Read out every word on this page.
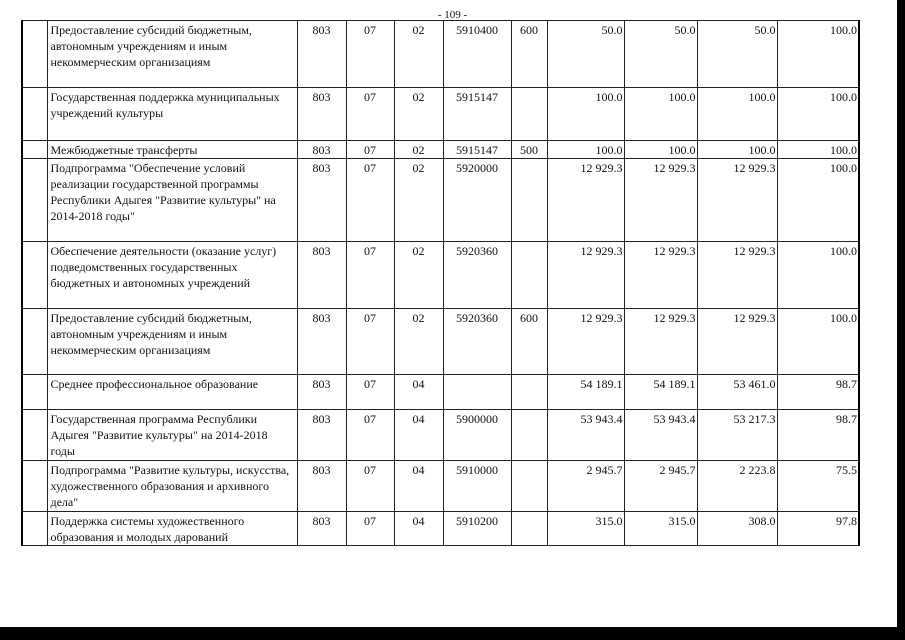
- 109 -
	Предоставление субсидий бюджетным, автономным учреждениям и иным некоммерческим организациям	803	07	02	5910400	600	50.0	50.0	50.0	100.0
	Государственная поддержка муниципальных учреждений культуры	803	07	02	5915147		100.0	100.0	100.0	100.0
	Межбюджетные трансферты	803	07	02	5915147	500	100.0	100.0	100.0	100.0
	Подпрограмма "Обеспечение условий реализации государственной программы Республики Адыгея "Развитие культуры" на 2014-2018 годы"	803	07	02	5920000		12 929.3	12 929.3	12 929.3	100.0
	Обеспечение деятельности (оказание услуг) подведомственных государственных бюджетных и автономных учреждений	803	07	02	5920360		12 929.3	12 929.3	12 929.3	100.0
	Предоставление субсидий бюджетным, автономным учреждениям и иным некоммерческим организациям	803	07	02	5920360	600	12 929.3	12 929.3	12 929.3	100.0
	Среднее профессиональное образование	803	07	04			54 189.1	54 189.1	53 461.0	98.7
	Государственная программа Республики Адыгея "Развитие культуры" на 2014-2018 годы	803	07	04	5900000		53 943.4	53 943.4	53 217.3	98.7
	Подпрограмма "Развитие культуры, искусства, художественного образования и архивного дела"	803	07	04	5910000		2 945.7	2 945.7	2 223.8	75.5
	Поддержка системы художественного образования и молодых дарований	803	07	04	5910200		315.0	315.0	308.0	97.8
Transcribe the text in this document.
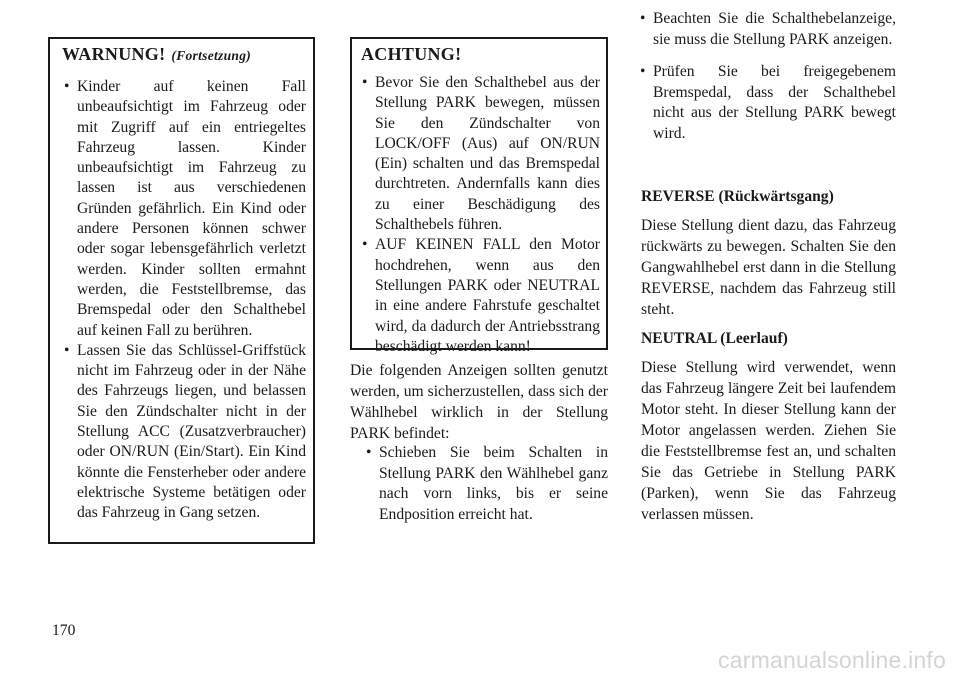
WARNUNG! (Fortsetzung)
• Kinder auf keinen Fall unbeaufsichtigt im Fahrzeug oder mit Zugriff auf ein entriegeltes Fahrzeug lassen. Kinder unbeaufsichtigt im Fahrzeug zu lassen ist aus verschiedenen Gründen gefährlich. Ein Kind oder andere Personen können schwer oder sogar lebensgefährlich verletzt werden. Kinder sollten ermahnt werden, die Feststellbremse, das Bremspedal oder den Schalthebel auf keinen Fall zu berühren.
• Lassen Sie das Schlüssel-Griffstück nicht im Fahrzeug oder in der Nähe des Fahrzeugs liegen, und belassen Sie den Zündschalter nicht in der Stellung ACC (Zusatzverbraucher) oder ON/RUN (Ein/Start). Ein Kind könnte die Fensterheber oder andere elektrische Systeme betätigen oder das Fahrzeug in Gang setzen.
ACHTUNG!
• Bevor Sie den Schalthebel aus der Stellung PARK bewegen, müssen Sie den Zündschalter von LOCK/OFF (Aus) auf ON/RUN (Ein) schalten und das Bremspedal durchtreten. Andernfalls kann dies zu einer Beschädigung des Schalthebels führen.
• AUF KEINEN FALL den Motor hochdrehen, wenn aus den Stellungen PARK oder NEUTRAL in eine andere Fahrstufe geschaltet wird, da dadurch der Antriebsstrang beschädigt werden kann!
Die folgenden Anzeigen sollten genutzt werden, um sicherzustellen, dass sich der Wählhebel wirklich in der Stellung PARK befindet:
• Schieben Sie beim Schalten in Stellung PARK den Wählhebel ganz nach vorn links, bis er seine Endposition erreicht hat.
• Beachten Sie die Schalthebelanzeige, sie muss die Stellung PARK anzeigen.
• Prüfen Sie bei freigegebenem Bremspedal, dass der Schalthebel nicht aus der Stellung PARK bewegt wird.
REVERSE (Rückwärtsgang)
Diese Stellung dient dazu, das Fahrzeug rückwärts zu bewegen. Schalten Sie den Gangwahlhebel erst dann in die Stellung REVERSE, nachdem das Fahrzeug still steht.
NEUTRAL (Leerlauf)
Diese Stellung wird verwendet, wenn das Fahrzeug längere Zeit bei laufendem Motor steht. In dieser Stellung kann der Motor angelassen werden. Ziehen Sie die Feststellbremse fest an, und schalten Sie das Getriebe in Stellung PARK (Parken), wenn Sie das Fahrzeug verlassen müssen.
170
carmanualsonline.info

——————

▶ WHAT IS ASKED:
In the entries above, find the lines containing the word "Адыгея" and say how many there are, with no other words.

▶ TASK RESULT:
2